Text shown -

Understanding the Structural Basis of Epha2‐dimerization, ‐membrane Interactions and Its Implications in Cancer Progression

Abstract

EphA2 plays a critical role in cellular growth, differentiation and motility. In line with EphA2 mRNA expression in multiple tissues and organs, its overexpression is reported in several different cancer types, and even in cancer-derived cell lines. EphA2 overexpression may have significance and could be used as a biomarker in the clinical management of cancer. Besides this, the differential EphA2 expression in normal versus cancer cells makes it a key therapeutic target. In EphA2, ligand binding regulates the monomer-dimer equilibrium through stabilization of the dimeric state by inducing a conformational change in the extracellular domain. Thus, dimerization is a key regulatory step in the activity and signaling process of EphA2. In EphA2, the juxtamembrane (JM) region follows the TM domain at one end and connects to a catalytic domain at the other. The JM domain functions in synergy with the TM domain for signal transduction. The JM domain has several basic residues (K/R) that are closely positioned to the membrane surface. Other signaling molecules specifically PIP2 and PIP3 utilize these basic amino acids for binding and occlude the nearby region from phosphorylation. Therefore, studying the structural mechanism of EphA2 dimerization and membrane interactions will help us better understand the activity and signaling of this receptor in different cancer types. Importantly, working with membrane proteins is extremely challenging. However, the recent developments in molecular dynamics simulation have provided a powerful tool to study membrane proteins and their interactions. Here, we modeled the relevant domains of the EphA2 receptor and studying its structural mechanism of activation for signaling by harnessing the power of advanced in-silico techniques. Our objective is to understand the structural basis of EphA2 dimerization and the role of the transmembrane region in signal transduction of EphA2 and also the characterization of protein-lipid bilayer interaction and their role in EphA2 regulation.

Collected data:
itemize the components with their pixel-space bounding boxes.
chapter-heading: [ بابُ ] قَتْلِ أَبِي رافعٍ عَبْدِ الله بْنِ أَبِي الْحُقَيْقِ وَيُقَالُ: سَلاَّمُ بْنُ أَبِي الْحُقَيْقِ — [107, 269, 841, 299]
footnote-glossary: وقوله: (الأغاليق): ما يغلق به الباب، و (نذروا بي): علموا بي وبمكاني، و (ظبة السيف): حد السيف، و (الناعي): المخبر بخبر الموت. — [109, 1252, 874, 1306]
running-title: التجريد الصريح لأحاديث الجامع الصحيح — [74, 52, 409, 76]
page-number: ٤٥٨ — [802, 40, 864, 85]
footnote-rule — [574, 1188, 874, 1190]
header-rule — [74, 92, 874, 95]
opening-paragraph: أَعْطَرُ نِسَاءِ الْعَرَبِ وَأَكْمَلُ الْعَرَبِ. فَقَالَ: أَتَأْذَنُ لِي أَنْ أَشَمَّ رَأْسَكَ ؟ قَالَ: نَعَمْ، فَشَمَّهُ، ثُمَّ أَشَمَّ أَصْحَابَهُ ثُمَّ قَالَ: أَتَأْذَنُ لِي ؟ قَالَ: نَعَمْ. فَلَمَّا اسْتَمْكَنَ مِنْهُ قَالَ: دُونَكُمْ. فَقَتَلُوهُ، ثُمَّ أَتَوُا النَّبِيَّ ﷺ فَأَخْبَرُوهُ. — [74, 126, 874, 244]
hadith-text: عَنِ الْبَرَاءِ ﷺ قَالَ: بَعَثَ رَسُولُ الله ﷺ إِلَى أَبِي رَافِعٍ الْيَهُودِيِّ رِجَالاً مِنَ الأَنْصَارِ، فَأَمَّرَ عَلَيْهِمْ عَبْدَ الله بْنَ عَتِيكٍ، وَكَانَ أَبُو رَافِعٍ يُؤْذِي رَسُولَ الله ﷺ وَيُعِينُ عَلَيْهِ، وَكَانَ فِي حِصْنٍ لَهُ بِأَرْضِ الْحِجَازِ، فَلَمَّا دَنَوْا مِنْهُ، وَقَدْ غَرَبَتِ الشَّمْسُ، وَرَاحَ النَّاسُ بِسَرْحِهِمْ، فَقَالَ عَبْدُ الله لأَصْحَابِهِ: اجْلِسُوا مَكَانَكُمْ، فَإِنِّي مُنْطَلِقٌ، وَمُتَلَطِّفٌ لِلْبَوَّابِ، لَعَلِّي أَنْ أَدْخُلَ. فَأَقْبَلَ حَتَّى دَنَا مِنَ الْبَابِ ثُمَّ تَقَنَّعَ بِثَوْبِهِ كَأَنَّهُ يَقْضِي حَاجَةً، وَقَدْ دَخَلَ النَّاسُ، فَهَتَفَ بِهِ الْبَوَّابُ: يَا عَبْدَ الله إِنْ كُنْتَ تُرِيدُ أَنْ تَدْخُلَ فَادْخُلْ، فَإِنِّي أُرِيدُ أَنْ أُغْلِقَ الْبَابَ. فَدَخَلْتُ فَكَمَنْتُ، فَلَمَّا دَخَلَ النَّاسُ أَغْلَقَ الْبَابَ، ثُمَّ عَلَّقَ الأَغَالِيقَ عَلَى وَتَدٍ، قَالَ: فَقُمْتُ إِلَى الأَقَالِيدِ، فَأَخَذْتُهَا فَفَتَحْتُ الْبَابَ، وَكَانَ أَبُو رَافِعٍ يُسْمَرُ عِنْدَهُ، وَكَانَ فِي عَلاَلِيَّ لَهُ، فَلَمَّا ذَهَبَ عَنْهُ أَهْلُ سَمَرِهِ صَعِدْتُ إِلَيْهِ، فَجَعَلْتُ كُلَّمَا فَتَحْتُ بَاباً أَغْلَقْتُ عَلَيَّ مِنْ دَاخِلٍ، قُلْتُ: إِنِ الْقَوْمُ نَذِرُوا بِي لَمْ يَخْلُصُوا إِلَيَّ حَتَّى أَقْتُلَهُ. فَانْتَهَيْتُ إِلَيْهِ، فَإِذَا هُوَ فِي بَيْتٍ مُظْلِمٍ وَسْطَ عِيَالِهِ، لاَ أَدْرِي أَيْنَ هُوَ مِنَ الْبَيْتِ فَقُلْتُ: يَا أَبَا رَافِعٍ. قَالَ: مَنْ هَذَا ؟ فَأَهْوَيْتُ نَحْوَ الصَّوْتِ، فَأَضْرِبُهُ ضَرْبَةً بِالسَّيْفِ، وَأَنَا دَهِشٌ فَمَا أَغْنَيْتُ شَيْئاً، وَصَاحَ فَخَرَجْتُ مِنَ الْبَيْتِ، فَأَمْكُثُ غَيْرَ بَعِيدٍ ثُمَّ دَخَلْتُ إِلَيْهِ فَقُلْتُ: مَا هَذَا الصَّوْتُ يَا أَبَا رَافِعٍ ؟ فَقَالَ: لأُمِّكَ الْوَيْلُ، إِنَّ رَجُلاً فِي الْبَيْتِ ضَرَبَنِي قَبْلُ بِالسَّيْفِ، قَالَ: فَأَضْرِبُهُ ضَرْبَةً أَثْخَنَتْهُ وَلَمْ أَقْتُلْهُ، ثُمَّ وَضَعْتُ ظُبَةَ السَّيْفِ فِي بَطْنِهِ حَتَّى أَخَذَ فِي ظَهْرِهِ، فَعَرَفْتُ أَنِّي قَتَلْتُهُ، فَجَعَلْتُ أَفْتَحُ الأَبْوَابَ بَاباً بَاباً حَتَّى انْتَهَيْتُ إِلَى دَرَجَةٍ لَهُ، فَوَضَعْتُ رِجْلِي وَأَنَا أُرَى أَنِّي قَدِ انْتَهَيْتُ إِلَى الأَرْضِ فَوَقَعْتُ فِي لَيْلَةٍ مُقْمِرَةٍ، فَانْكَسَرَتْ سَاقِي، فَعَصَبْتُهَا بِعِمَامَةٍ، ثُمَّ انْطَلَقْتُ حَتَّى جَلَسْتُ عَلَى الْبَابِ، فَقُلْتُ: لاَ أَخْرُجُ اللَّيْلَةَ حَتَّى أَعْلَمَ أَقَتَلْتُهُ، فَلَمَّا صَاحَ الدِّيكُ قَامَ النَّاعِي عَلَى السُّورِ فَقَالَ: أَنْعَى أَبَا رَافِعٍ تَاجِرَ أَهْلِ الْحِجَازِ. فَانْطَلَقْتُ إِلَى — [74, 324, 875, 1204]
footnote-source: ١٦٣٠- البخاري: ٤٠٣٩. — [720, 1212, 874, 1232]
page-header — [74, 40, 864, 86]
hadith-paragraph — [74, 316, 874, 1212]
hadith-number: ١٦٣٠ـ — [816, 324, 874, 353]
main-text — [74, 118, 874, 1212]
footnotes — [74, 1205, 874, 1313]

Task instructions - List every domain or region of the EphA2 receptor that the abstract on EphA2 dimerization names.

Solved exercise -
- Extracellular domain
- Transmembrane (TM) domain
- Juxtamembrane (JM) region
- Catalytic domain